Extract provided:
:::::
Katherine G. Ordway Fund Purchase, 1990

 

Essay by Spencer Wigmore
Carleton College, Class of 2011, intern at the Joslyn Art Museum, Lincoln, Nebraska

 

            Born in Rossville, New York, in 1823, Jasper Cropsey originally trained as an architect but soon turned to painting, studying at the National Academy of Design in New York City.  He would eventually come to receive both national and international acclaim, exhibiting several works at the Royal Academy in London.  Cropsey is one of the better-known artists of the Hudson River school, a group of landscape painters who painted in the Northeast during the second half of the nineteenth century and developed a uniquely American style of painting.

            Stalking Deer depicts a Native American hunter hidden deep within a wild forest blazing with rich fall color.  Nearly invisible amongst the foliage, he kneels on a fallen tree, aiming his bow at several deer on the far bank.  The exact location of the scene is unknown, but the mountains in the background are most likely New Hampshire’s White Mountains—which, along with Greenwood Lake, New Jersey, were usual settings for Cropsey’s landscapes.

            Although famed for his fidelity to nature, Cropsey would have painted Stalking Deer in the studio.  Like nearly all of his contemporaries in the Hudson River school, he took detailed studies of the trees and topography of the Northeast and combined them into an artificially arranged composition.  This painting is not characteristic of Cropsey’s mature work of this period, most of which is bright and luminous, maximizing the colors of the fall foliage.  Here the strong yellows and reds on the right of the composition are overshadowed by the grey and black clouds.  The stormy sky harkens back to the sublime works of Thomas Cole (1801–1848), Cropsey’s main artistic influence, whose style he would emulate before establishing his own artistic identity.  It is possible that this unsettled sky allegorically represents the tumultuous political climate in America before the Civil War, in a manner similar to paintings such as Frederic Edwin Church’s Twilight in the Wilderness (1860).
:::::
Extracted records
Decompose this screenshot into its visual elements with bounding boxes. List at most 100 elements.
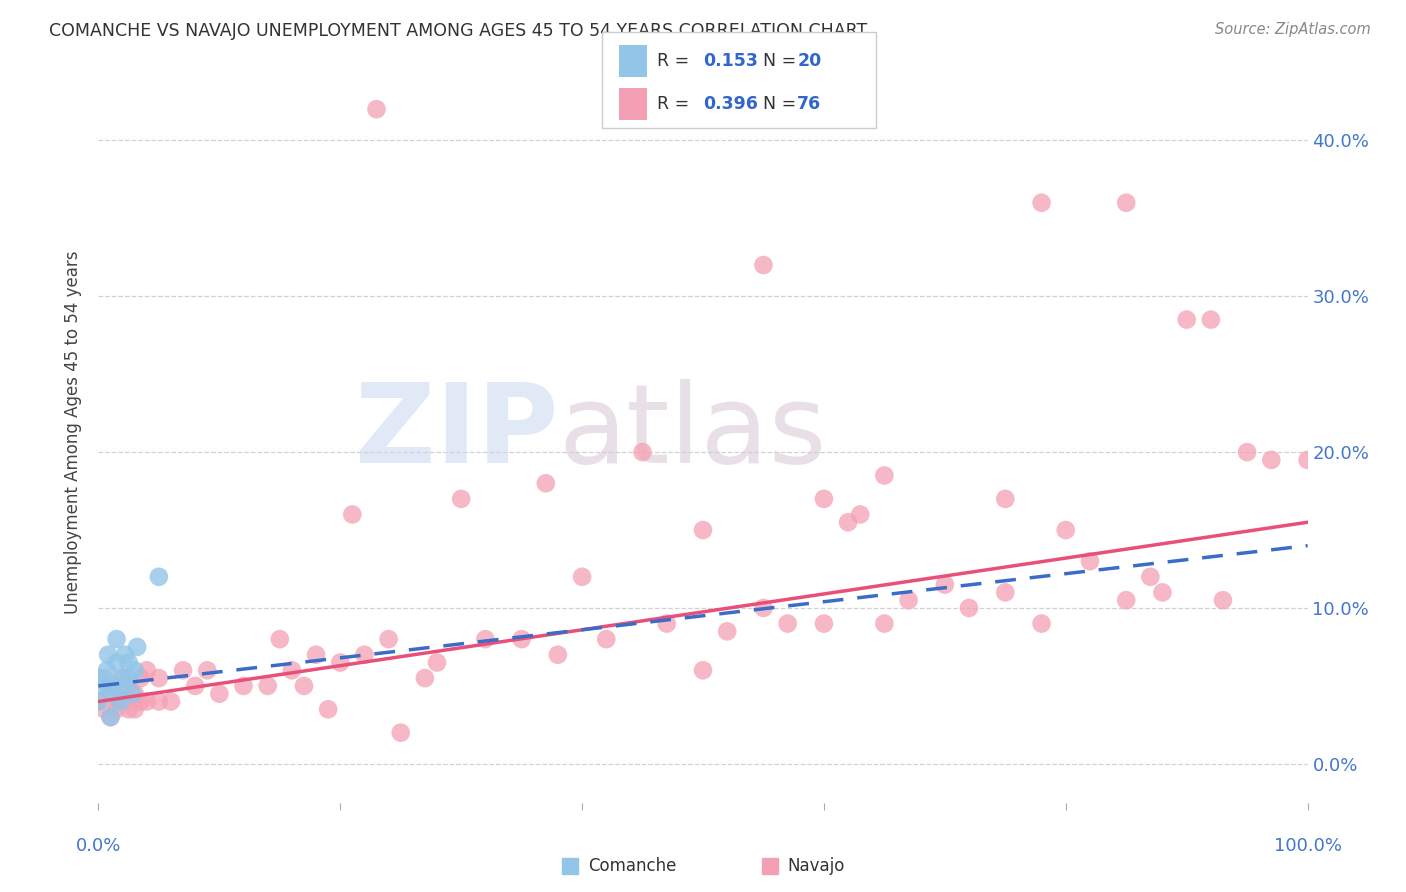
Point [118,656,141,670]
Y-axis label: Unemployment Among Ages 45 to 54 years: Unemployment Among Ages 45 to 54 years [65,251,83,615]
Point [510,632,533,647]
Point [752,601,775,615]
Point [1031,195,1053,210]
Point [97,679,120,693]
Point [97,648,120,662]
Point [692,523,714,537]
Point [184,679,207,693]
Point [716,624,738,639]
Point [1078,554,1101,568]
Text: Navajo: Navajo [787,856,845,875]
Point [105,632,128,647]
Point [873,616,896,631]
Point [111,671,134,685]
Point [292,679,315,693]
Point [148,570,170,584]
Point [100,710,122,724]
Point [1152,585,1174,599]
Point [195,663,218,677]
Point [329,656,352,670]
Point [994,491,1017,506]
Point [87,694,110,708]
Text: Source: ZipAtlas.com: Source: ZipAtlas.com [1215,22,1371,37]
Point [93,671,115,685]
Point [1115,593,1137,607]
Point [547,648,569,662]
Point [377,632,399,647]
Text: R =: R = [657,52,700,70]
Point [111,694,134,708]
Point [342,508,364,522]
Point [101,679,124,693]
Point [124,687,146,701]
Point [776,616,799,631]
Point [93,702,115,716]
Point [87,679,110,693]
Text: 0.396: 0.396 [703,95,758,113]
Point [108,694,131,708]
Point [124,702,146,716]
Point [232,679,254,693]
Point [934,577,956,591]
Point [148,694,170,708]
Point [269,632,291,647]
Text: atlas: atlas [558,379,827,486]
Text: N =: N = [752,95,801,113]
Point [100,687,122,701]
Point [813,616,835,631]
Point [897,593,920,607]
Point [172,663,194,677]
Point [957,601,980,615]
Text: 100.0%: 100.0% [1274,837,1341,855]
Point [366,102,388,116]
Point [148,671,170,685]
Point [534,476,557,491]
Point [571,570,593,584]
Text: N =: N = [752,52,801,70]
Point [752,258,775,272]
Point [873,468,896,483]
Point [1139,570,1161,584]
Point [129,694,152,708]
Point [837,515,859,529]
Point [353,648,375,662]
Text: ZIP: ZIP [354,379,558,486]
Point [994,585,1017,599]
Point [129,671,152,685]
Point [1236,445,1258,459]
Point [111,671,134,685]
Point [1260,453,1282,467]
Point [813,491,835,506]
Text: COMANCHE VS NAVAJO UNEMPLOYMENT AMONG AGES 45 TO 54 YEARS CORRELATION CHART: COMANCHE VS NAVAJO UNEMPLOYMENT AMONG AG… [49,22,868,40]
Point [118,679,141,693]
Point [160,694,183,708]
Point [1212,593,1234,607]
Point [256,679,278,693]
Point [281,663,304,677]
Point [135,663,157,677]
Point [208,687,231,701]
Point [1031,616,1053,631]
Text: R =: R = [657,95,700,113]
Point [305,648,328,662]
Text: 0.153: 0.153 [703,52,758,70]
Point [426,656,449,670]
Point [474,632,496,647]
Point [87,671,110,685]
Point [1054,523,1077,537]
Point [124,663,146,677]
Point [114,648,136,662]
Point [595,632,617,647]
Point [118,671,141,685]
Point [849,508,872,522]
Point [101,687,124,701]
Point [127,640,149,654]
Point [1115,195,1137,210]
Text: 0.0%: 0.0% [76,837,121,855]
Point [108,694,131,708]
Point [135,694,157,708]
Point [413,671,436,685]
Point [655,616,678,631]
Point [87,694,110,708]
Point [389,725,412,739]
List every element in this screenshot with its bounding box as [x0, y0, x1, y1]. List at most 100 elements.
:::::
Work to complete:
1. Using the essay on Stalking Deer, decide whether each statement agrees with it. Answer yes or no, and quote the words that decide it.
(a) Cropsey first trained as an architect.
(b) The exact location of the painted scene is known.
(c) Cropsey painted Stalking Deer outdoors at the site.
2. Please turn the paragraph of the essay on Stalking Deer that begins "Stalking Deer depicts a Native American hunter" into a short list that keeps its main facts.
The items placed after the essay on Stalking Deer are separate material.

Solution set:
1.
(a) Yes: "Jasper Cropsey originally trained as an architect"
(b) No: "The exact location of the scene is unknown"
(c) No: "Cropsey would have painted Stalking Deer in the studio"

2.
- The painting shows a Native American hunter hidden deep in a wild forest full of rich fall color.
- Nearly invisible in the foliage, he kneels on a fallen tree and aims his bow at several deer on the far bank.
- The exact location is unknown.
- The background mountains are most likely New Hampshire's White Mountains, which were a usual setting for Cropsey, along with Greenwood Lake, New Jersey.